__Task to complete__
The listing below should be printed exactly, every line of it. Skip the pictures.

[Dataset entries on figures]
★ ★ ★ ★ ★
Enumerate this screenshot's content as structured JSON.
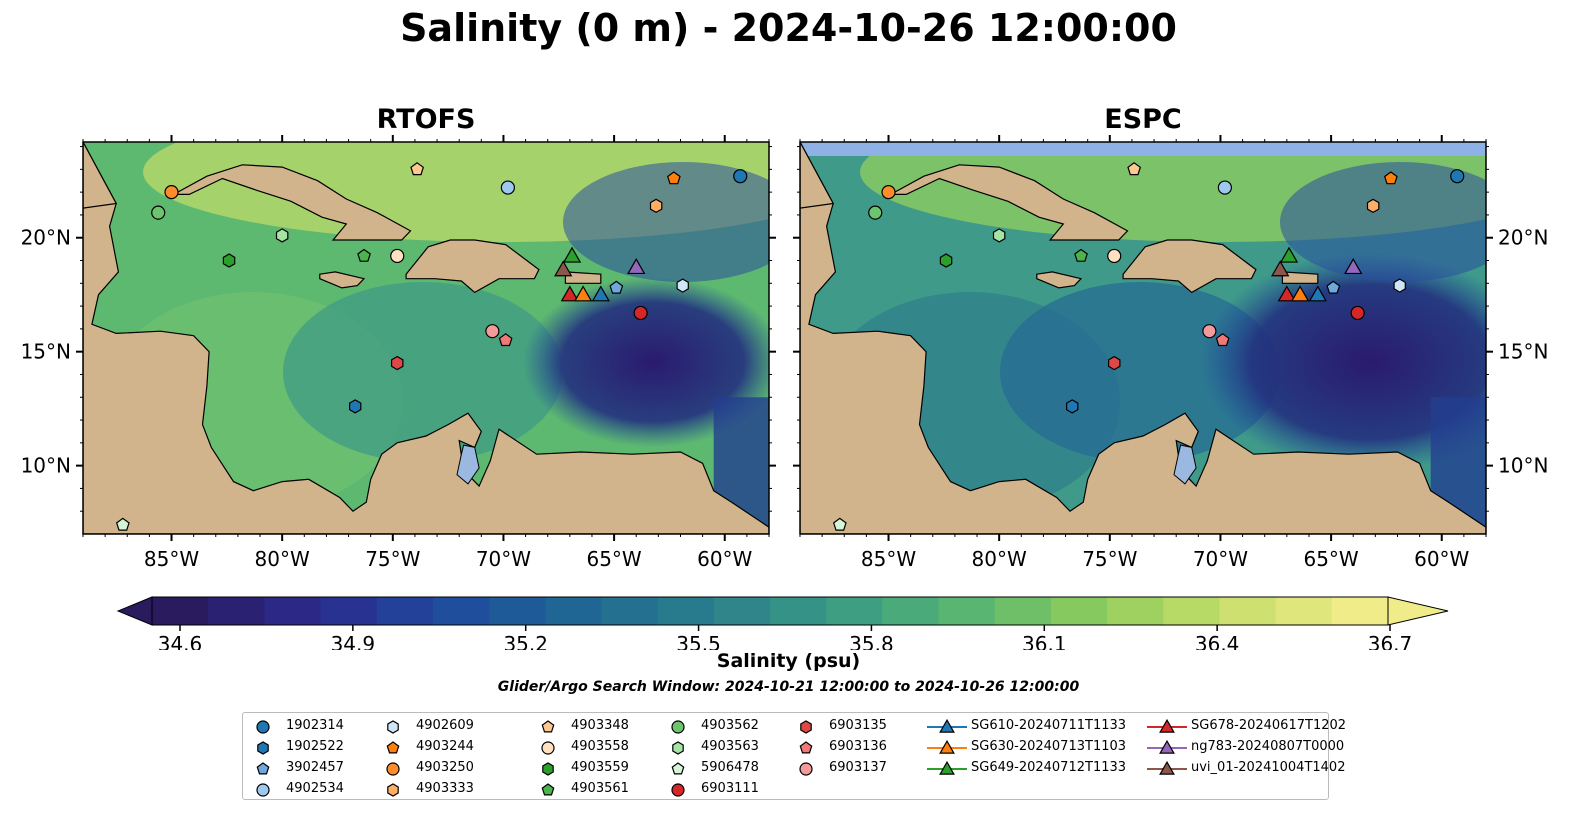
{
  "title": "Salinity (0 m) - 2024-10-26 12:00:00",
  "panels": [
    {
      "title": "RTOFS"
    },
    {
      "title": "ESPC"
    }
  ],
  "axes": {
    "lon_ticks": [
      "85°W",
      "80°W",
      "75°W",
      "70°W",
      "65°W",
      "60°W"
    ],
    "lat_ticks": [
      "20°N",
      "15°N",
      "10°N"
    ],
    "lon_range": [
      -89,
      -58
    ],
    "lat_range": [
      7,
      24.2
    ]
  },
  "colorbar": {
    "label": "Salinity (psu)",
    "ticks": [
      "34.6",
      "34.9",
      "35.2",
      "35.5",
      "35.8",
      "36.1",
      "36.4",
      "36.7"
    ],
    "range": [
      34.6,
      36.7
    ],
    "colormap": "haline-like",
    "colors": [
      "#2a1a5e",
      "#2c2a8c",
      "#1f4a9e",
      "#1f6694",
      "#2a7d8c",
      "#3a9a84",
      "#58b672",
      "#8dcc5c",
      "#c8de6a",
      "#f0ec8a"
    ]
  },
  "search_window": "Glider/Argo Search Window: 2024-10-21 12:00:00 to 2024-10-26 12:00:00",
  "colors": {
    "land": "#d2b48c",
    "lakes_rivers": "#9ab8e0",
    "ocean_fill_high": "#6fc36a",
    "ocean_fill_low": "#2a1a5e"
  },
  "legend": [
    {
      "label": "1902314",
      "marker": "circle",
      "color": "#1f77b4"
    },
    {
      "label": "1902522",
      "marker": "hexagon",
      "color": "#1f77b4"
    },
    {
      "label": "3902457",
      "marker": "pentagon",
      "color": "#6fa8dc"
    },
    {
      "label": "4902534",
      "marker": "circle",
      "color": "#9ec9ee"
    },
    {
      "label": "4902609",
      "marker": "hexagon",
      "color": "#cfe6f7"
    },
    {
      "label": "4903244",
      "marker": "pentagon",
      "color": "#ff7f0e"
    },
    {
      "label": "4903250",
      "marker": "circle",
      "color": "#ff8c2a"
    },
    {
      "label": "4903333",
      "marker": "hexagon",
      "color": "#ffae66"
    },
    {
      "label": "4903348",
      "marker": "pentagon",
      "color": "#ffc88f"
    },
    {
      "label": "4903558",
      "marker": "circle",
      "color": "#ffe0c0"
    },
    {
      "label": "4903559",
      "marker": "hexagon",
      "color": "#2ca02c"
    },
    {
      "label": "4903561",
      "marker": "pentagon",
      "color": "#4cb44c"
    },
    {
      "label": "4903562",
      "marker": "circle",
      "color": "#6cc46c"
    },
    {
      "label": "4903563",
      "marker": "hexagon",
      "color": "#a6e4a6"
    },
    {
      "label": "5906478",
      "marker": "pentagon",
      "color": "#d6f5d6"
    },
    {
      "label": "6903111",
      "marker": "circle",
      "color": "#d62728"
    },
    {
      "label": "6903135",
      "marker": "hexagon",
      "color": "#e04848"
    },
    {
      "label": "6903136",
      "marker": "pentagon",
      "color": "#f07878"
    },
    {
      "label": "6903137",
      "marker": "circle",
      "color": "#f59a9a"
    },
    {
      "label": "SG610-20240711T1133",
      "marker": "triangle",
      "color": "#1f77b4"
    },
    {
      "label": "SG630-20240713T1103",
      "marker": "triangle",
      "color": "#ff7f0e"
    },
    {
      "label": "SG649-20240712T1133",
      "marker": "triangle",
      "color": "#2ca02c"
    },
    {
      "label": "SG678-20240617T1202",
      "marker": "triangle",
      "color": "#d62728"
    },
    {
      "label": "ng783-20240807T0000",
      "marker": "triangle",
      "color": "#9467bd"
    },
    {
      "label": "uvi_01-20241004T1402",
      "marker": "triangle",
      "color": "#8c564b"
    }
  ],
  "observations": [
    {
      "id": "1902314",
      "lon": -59.3,
      "lat": 22.7
    },
    {
      "id": "4903250",
      "lon": -85.0,
      "lat": 22.0
    },
    {
      "id": "4902534",
      "lon": -69.8,
      "lat": 22.2
    },
    {
      "id": "4903348",
      "lon": -73.9,
      "lat": 23.0
    },
    {
      "id": "4903244",
      "lon": -62.3,
      "lat": 22.6
    },
    {
      "id": "4903333",
      "lon": -63.1,
      "lat": 21.4
    },
    {
      "id": "4903562",
      "lon": -85.6,
      "lat": 21.1
    },
    {
      "id": "4903563",
      "lon": -80.0,
      "lat": 20.1
    },
    {
      "id": "4903559",
      "lon": -82.4,
      "lat": 19.0
    },
    {
      "id": "4903561",
      "lon": -76.3,
      "lat": 19.2
    },
    {
      "id": "4903558",
      "lon": -74.8,
      "lat": 19.2
    },
    {
      "id": "4902609",
      "lon": -61.9,
      "lat": 17.9
    },
    {
      "id": "3902457",
      "lon": -64.9,
      "lat": 17.8
    },
    {
      "id": "6903111",
      "lon": -63.8,
      "lat": 16.7
    },
    {
      "id": "6903137",
      "lon": -70.5,
      "lat": 15.9
    },
    {
      "id": "6903136",
      "lon": -69.9,
      "lat": 15.5
    },
    {
      "id": "6903135",
      "lon": -74.8,
      "lat": 14.5
    },
    {
      "id": "1902522",
      "lon": -76.7,
      "lat": 12.6
    },
    {
      "id": "5906478",
      "lon": -87.2,
      "lat": 7.4
    },
    {
      "id": "SG649-20240712T1133",
      "lon": -66.9,
      "lat": 19.2
    },
    {
      "id": "uvi_01-20241004T1402",
      "lon": -67.3,
      "lat": 18.6
    },
    {
      "id": "ng783-20240807T0000",
      "lon": -64.0,
      "lat": 18.7
    },
    {
      "id": "SG678-20240617T1202",
      "lon": -67.0,
      "lat": 17.5
    },
    {
      "id": "SG630-20240713T1103",
      "lon": -66.4,
      "lat": 17.5
    },
    {
      "id": "SG610-20240711T1133",
      "lon": -65.6,
      "lat": 17.5
    }
  ]
}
★ ★ ★ ★ ★
__Answer to this task__
Enumerate this screenshot's content as structured JSON.
{
  "title": "Salinity (0 m) - 2024-10-26 12:00:00",
  "panels": [
    {
      "title": "RTOFS"
    },
    {
      "title": "ESPC"
    }
  ],
  "axes": {
    "lon_ticks": [
      "85°W",
      "80°W",
      "75°W",
      "70°W",
      "65°W",
      "60°W"
    ],
    "lat_ticks": [
      "20°N",
      "15°N",
      "10°N"
    ],
    "lon_range": [
      -89,
      -58
    ],
    "lat_range": [
      7,
      24.2
    ]
  },
  "colorbar": {
    "label": "Salinity (psu)",
    "ticks": [
      "34.6",
      "34.9",
      "35.2",
      "35.5",
      "35.8",
      "36.1",
      "36.4",
      "36.7"
    ],
    "range": [
      34.6,
      36.7
    ],
    "colormap": "haline-like",
    "colors": [
      "#2a1a5e",
      "#2c2a8c",
      "#1f4a9e",
      "#1f6694",
      "#2a7d8c",
      "#3a9a84",
      "#58b672",
      "#8dcc5c",
      "#c8de6a",
      "#f0ec8a"
    ]
  },
  "search_window": "Glider/Argo Search Window: 2024-10-21 12:00:00 to 2024-10-26 12:00:00",
  "colors": {
    "land": "#d2b48c",
    "lakes_rivers": "#9ab8e0",
    "ocean_fill_high": "#6fc36a",
    "ocean_fill_low": "#2a1a5e"
  },
  "legend": [
    {
      "label": "1902314",
      "marker": "circle",
      "color": "#1f77b4"
    },
    {
      "label": "1902522",
      "marker": "hexagon",
      "color": "#1f77b4"
    },
    {
      "label": "3902457",
      "marker": "pentagon",
      "color": "#6fa8dc"
    },
    {
      "label": "4902534",
      "marker": "circle",
      "color": "#9ec9ee"
    },
    {
      "label": "4902609",
      "marker": "hexagon",
      "color": "#cfe6f7"
    },
    {
      "label": "4903244",
      "marker": "pentagon",
      "color": "#ff7f0e"
    },
    {
      "label": "4903250",
      "marker": "circle",
      "color": "#ff8c2a"
    },
    {
      "label": "4903333",
      "marker": "hexagon",
      "color": "#ffae66"
    },
    {
      "label": "4903348",
      "marker": "pentagon",
      "color": "#ffc88f"
    },
    {
      "label": "4903558",
      "marker": "circle",
      "color": "#ffe0c0"
    },
    {
      "label": "4903559",
      "marker": "hexagon",
      "color": "#2ca02c"
    },
    {
      "label": "4903561",
      "marker": "pentagon",
      "color": "#4cb44c"
    },
    {
      "label": "4903562",
      "marker": "circle",
      "color": "#6cc46c"
    },
    {
      "label": "4903563",
      "marker": "hexagon",
      "color": "#a6e4a6"
    },
    {
      "label": "5906478",
      "marker": "pentagon",
      "color": "#d6f5d6"
    },
    {
      "label": "6903111",
      "marker": "circle",
      "color": "#d62728"
    },
    {
      "label": "6903135",
      "marker": "hexagon",
      "color": "#e04848"
    },
    {
      "label": "6903136",
      "marker": "pentagon",
      "color": "#f07878"
    },
    {
      "label": "6903137",
      "marker": "circle",
      "color": "#f59a9a"
    },
    {
      "label": "SG610-20240711T1133",
      "marker": "triangle",
      "color": "#1f77b4"
    },
    {
      "label": "SG630-20240713T1103",
      "marker": "triangle",
      "color": "#ff7f0e"
    },
    {
      "label": "SG649-20240712T1133",
      "marker": "triangle",
      "color": "#2ca02c"
    },
    {
      "label": "SG678-20240617T1202",
      "marker": "triangle",
      "color": "#d62728"
    },
    {
      "label": "ng783-20240807T0000",
      "marker": "triangle",
      "color": "#9467bd"
    },
    {
      "label": "uvi_01-20241004T1402",
      "marker": "triangle",
      "color": "#8c564b"
    }
  ],
  "observations": [
    {
      "id": "1902314",
      "lon": -59.3,
      "lat": 22.7
    },
    {
      "id": "4903250",
      "lon": -85.0,
      "lat": 22.0
    },
    {
      "id": "4902534",
      "lon": -69.8,
      "lat": 22.2
    },
    {
      "id": "4903348",
      "lon": -73.9,
      "lat": 23.0
    },
    {
      "id": "4903244",
      "lon": -62.3,
      "lat": 22.6
    },
    {
      "id": "4903333",
      "lon": -63.1,
      "lat": 21.4
    },
    {
      "id": "4903562",
      "lon": -85.6,
      "lat": 21.1
    },
    {
      "id": "4903563",
      "lon": -80.0,
      "lat": 20.1
    },
    {
      "id": "4903559",
      "lon": -82.4,
      "lat": 19.0
    },
    {
      "id": "4903561",
      "lon": -76.3,
      "lat": 19.2
    },
    {
      "id": "4903558",
      "lon": -74.8,
      "lat": 19.2
    },
    {
      "id": "4902609",
      "lon": -61.9,
      "lat": 17.9
    },
    {
      "id": "3902457",
      "lon": -64.9,
      "lat": 17.8
    },
    {
      "id": "6903111",
      "lon": -63.8,
      "lat": 16.7
    },
    {
      "id": "6903137",
      "lon": -70.5,
      "lat": 15.9
    },
    {
      "id": "6903136",
      "lon": -69.9,
      "lat": 15.5
    },
    {
      "id": "6903135",
      "lon": -74.8,
      "lat": 14.5
    },
    {
      "id": "1902522",
      "lon": -76.7,
      "lat": 12.6
    },
    {
      "id": "5906478",
      "lon": -87.2,
      "lat": 7.4
    },
    {
      "id": "SG649-20240712T1133",
      "lon": -66.9,
      "lat": 19.2
    },
    {
      "id": "uvi_01-20241004T1402",
      "lon": -67.3,
      "lat": 18.6
    },
    {
      "id": "ng783-20240807T0000",
      "lon": -64.0,
      "lat": 18.7
    },
    {
      "id": "SG678-20240617T1202",
      "lon": -67.0,
      "lat": 17.5
    },
    {
      "id": "SG630-20240713T1103",
      "lon": -66.4,
      "lat": 17.5
    },
    {
      "id": "SG610-20240711T1133",
      "lon": -65.6,
      "lat": 17.5
    }
  ]
}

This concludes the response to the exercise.